** Begin Recorded information **

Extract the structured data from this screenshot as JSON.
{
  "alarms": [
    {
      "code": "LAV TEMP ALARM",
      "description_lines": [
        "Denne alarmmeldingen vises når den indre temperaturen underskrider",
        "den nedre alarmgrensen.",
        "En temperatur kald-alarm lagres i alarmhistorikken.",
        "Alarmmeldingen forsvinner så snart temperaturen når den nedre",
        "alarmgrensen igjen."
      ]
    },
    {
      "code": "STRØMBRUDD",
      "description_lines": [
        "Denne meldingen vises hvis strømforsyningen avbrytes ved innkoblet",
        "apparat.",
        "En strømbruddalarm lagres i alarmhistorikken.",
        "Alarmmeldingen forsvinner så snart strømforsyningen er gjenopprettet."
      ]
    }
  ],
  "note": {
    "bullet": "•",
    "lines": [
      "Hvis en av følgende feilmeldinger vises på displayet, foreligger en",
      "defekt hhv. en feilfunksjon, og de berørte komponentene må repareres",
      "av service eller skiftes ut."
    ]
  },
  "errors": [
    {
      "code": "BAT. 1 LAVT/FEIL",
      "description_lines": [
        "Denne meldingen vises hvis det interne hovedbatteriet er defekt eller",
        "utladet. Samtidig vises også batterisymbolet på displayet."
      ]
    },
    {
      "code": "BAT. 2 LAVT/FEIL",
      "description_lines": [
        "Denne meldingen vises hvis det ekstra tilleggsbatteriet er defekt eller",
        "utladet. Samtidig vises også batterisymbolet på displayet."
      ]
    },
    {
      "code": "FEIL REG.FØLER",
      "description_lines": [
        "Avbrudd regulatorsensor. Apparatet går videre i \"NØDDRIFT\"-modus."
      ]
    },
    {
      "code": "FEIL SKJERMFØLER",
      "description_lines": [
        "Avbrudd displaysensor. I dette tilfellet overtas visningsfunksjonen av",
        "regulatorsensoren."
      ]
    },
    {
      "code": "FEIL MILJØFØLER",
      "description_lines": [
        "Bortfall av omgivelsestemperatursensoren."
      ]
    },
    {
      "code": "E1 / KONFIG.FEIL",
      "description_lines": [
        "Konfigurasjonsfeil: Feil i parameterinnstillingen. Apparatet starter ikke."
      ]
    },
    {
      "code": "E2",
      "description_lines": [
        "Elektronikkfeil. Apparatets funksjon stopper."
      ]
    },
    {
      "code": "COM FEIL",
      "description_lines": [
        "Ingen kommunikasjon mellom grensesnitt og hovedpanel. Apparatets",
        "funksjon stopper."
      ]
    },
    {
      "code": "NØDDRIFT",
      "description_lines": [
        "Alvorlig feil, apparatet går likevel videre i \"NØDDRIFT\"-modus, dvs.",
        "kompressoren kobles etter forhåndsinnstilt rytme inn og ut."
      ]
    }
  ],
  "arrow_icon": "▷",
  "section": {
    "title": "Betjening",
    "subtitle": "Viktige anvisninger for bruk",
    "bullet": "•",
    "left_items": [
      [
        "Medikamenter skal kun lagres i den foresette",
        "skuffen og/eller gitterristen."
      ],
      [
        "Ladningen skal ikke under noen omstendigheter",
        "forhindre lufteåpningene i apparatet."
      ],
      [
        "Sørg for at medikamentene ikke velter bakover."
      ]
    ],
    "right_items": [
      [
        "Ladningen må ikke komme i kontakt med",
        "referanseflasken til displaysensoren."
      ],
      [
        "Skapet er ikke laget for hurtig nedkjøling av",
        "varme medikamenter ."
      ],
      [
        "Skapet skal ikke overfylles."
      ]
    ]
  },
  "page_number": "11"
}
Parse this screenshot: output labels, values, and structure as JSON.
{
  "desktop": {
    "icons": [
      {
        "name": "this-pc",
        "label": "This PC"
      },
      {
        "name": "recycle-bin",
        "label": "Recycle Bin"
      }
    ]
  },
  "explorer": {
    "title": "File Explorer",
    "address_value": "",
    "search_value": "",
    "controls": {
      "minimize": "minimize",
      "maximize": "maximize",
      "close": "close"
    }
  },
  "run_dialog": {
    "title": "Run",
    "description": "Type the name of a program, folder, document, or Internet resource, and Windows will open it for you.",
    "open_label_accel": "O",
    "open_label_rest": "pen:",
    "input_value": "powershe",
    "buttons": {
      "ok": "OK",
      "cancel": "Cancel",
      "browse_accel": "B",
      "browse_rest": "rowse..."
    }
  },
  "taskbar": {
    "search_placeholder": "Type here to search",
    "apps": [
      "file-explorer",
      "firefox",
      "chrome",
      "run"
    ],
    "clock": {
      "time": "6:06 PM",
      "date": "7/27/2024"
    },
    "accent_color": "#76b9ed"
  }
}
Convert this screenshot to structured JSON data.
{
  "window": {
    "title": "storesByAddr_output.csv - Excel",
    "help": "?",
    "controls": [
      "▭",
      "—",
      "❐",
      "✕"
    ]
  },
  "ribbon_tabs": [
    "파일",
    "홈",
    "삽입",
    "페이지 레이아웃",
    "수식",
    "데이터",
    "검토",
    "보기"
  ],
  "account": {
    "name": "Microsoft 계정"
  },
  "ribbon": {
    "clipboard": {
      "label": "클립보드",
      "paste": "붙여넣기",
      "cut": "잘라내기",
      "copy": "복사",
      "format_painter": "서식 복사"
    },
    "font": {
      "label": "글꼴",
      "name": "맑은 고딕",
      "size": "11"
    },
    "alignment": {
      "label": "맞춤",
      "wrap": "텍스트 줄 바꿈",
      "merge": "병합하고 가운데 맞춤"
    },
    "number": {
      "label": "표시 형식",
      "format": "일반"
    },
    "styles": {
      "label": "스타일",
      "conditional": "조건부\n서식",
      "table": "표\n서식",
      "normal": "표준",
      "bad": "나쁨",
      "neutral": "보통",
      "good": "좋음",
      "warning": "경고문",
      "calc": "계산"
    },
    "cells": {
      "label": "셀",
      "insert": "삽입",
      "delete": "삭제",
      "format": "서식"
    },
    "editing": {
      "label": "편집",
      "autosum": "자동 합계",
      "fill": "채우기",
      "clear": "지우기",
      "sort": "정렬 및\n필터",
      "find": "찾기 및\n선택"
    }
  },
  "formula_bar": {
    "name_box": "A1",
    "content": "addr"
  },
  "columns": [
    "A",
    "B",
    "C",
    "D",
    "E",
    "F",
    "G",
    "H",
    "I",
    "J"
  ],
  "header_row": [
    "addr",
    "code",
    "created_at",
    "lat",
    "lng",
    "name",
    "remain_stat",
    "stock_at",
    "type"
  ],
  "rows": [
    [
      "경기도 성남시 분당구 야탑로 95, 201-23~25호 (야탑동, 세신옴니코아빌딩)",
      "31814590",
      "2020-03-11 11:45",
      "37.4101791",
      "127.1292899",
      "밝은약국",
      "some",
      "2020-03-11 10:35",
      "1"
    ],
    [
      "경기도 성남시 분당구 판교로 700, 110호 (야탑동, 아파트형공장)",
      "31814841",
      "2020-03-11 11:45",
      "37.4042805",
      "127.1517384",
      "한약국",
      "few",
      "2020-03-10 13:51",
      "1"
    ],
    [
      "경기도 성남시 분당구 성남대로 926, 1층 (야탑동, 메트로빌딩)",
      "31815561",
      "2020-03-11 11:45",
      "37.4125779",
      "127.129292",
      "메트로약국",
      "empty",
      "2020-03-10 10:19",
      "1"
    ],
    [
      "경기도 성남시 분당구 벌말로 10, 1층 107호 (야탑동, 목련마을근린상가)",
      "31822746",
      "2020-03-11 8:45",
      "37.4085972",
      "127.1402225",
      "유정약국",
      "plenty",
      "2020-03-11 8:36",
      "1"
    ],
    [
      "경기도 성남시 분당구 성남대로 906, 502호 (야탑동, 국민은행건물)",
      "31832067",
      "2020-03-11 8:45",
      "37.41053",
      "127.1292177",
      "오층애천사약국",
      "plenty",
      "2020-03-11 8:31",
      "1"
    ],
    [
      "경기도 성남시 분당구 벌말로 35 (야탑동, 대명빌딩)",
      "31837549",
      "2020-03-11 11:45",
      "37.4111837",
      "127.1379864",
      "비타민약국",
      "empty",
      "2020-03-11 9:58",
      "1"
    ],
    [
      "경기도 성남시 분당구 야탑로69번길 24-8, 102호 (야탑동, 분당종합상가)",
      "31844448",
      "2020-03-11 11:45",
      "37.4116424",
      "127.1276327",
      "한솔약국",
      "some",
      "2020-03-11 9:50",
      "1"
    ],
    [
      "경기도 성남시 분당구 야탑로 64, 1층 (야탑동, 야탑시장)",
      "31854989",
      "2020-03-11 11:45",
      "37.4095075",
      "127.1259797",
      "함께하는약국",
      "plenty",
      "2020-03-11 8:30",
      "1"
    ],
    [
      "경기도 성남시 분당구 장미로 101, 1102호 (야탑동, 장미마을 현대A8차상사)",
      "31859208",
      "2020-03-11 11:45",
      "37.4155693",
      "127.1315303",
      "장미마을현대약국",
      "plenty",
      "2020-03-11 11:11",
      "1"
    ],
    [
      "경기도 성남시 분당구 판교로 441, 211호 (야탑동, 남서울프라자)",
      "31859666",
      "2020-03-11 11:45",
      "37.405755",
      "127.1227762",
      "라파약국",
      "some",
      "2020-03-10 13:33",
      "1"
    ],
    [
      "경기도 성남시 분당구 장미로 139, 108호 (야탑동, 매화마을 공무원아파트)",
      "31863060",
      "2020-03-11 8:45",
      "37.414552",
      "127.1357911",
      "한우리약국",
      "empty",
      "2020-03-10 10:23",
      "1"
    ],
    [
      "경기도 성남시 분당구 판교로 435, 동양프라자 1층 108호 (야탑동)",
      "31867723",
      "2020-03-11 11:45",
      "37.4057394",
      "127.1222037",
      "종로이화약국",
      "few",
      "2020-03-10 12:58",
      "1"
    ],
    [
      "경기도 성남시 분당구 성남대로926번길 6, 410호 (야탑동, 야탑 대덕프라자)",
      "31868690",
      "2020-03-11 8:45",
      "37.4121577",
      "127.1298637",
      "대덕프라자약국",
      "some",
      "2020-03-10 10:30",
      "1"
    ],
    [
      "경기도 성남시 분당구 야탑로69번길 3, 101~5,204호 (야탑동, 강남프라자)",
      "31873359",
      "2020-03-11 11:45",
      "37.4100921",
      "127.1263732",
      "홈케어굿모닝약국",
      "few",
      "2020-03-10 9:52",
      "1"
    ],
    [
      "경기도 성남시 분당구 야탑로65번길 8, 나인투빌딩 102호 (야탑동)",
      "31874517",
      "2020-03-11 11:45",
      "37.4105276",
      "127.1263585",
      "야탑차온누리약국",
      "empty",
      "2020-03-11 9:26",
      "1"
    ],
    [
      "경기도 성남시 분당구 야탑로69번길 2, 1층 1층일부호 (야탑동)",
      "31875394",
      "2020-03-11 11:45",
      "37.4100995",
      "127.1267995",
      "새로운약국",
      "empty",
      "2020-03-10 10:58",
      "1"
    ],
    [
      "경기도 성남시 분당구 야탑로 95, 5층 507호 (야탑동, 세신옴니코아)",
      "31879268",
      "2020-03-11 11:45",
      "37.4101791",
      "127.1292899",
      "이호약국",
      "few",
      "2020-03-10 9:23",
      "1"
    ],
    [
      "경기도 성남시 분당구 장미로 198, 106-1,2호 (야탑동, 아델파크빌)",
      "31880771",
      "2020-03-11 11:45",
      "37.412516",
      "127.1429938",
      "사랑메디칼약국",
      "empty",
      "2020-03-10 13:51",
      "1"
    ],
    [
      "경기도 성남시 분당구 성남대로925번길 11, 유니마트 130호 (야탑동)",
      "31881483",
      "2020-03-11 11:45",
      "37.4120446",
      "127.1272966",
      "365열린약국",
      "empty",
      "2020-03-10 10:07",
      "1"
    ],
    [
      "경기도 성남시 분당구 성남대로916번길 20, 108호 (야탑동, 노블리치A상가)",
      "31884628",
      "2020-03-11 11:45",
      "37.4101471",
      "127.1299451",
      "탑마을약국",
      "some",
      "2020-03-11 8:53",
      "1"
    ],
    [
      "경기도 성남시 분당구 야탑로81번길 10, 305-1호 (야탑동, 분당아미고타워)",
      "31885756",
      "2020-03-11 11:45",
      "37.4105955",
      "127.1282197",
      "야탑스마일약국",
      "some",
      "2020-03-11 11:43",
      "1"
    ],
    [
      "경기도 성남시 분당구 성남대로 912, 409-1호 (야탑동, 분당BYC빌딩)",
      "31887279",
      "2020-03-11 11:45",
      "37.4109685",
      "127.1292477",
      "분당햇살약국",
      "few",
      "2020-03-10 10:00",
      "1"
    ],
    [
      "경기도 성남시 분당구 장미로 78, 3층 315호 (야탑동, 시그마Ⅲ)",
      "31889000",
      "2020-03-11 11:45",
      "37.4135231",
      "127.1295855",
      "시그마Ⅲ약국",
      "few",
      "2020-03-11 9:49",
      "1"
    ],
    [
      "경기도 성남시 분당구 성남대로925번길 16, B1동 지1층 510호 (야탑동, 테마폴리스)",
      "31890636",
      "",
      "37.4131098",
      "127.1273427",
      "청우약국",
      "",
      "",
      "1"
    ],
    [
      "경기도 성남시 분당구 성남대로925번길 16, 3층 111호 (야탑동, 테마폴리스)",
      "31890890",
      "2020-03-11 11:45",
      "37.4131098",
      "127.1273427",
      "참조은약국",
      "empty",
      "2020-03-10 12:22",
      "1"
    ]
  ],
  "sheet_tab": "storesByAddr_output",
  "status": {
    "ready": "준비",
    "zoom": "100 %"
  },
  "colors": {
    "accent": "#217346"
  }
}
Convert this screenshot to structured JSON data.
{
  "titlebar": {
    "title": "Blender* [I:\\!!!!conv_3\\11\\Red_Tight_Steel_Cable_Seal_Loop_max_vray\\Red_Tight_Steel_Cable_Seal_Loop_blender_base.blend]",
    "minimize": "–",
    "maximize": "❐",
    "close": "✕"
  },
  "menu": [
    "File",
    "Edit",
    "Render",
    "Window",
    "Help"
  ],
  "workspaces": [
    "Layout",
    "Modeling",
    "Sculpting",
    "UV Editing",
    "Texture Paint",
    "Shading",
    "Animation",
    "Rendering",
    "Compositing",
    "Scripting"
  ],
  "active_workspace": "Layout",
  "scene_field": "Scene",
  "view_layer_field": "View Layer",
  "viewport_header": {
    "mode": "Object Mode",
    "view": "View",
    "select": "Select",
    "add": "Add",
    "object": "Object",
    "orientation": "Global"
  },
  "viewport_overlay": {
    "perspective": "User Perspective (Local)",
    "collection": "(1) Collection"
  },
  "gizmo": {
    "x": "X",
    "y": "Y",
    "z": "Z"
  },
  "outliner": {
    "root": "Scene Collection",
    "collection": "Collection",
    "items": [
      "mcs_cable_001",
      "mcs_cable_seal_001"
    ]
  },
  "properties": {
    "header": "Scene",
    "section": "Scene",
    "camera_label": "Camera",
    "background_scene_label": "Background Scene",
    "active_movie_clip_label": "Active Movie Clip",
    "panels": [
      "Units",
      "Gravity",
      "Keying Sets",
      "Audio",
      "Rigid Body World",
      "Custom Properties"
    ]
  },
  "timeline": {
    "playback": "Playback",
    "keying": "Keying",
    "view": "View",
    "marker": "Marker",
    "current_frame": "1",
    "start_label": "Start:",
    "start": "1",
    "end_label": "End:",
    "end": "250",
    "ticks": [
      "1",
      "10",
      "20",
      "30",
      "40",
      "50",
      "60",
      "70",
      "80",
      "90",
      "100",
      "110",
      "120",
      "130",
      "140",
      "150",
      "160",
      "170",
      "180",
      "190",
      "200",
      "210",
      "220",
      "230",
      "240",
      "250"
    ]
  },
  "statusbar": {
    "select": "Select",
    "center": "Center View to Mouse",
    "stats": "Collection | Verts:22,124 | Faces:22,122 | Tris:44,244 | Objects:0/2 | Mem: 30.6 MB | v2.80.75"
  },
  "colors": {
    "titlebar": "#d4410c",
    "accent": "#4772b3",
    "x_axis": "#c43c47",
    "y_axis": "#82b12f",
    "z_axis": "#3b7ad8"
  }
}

** End Recorded information **

* Task to complete:
Within the listing above, work out how many lines contain the string "eller", and reply with that number only.

* Full response:
4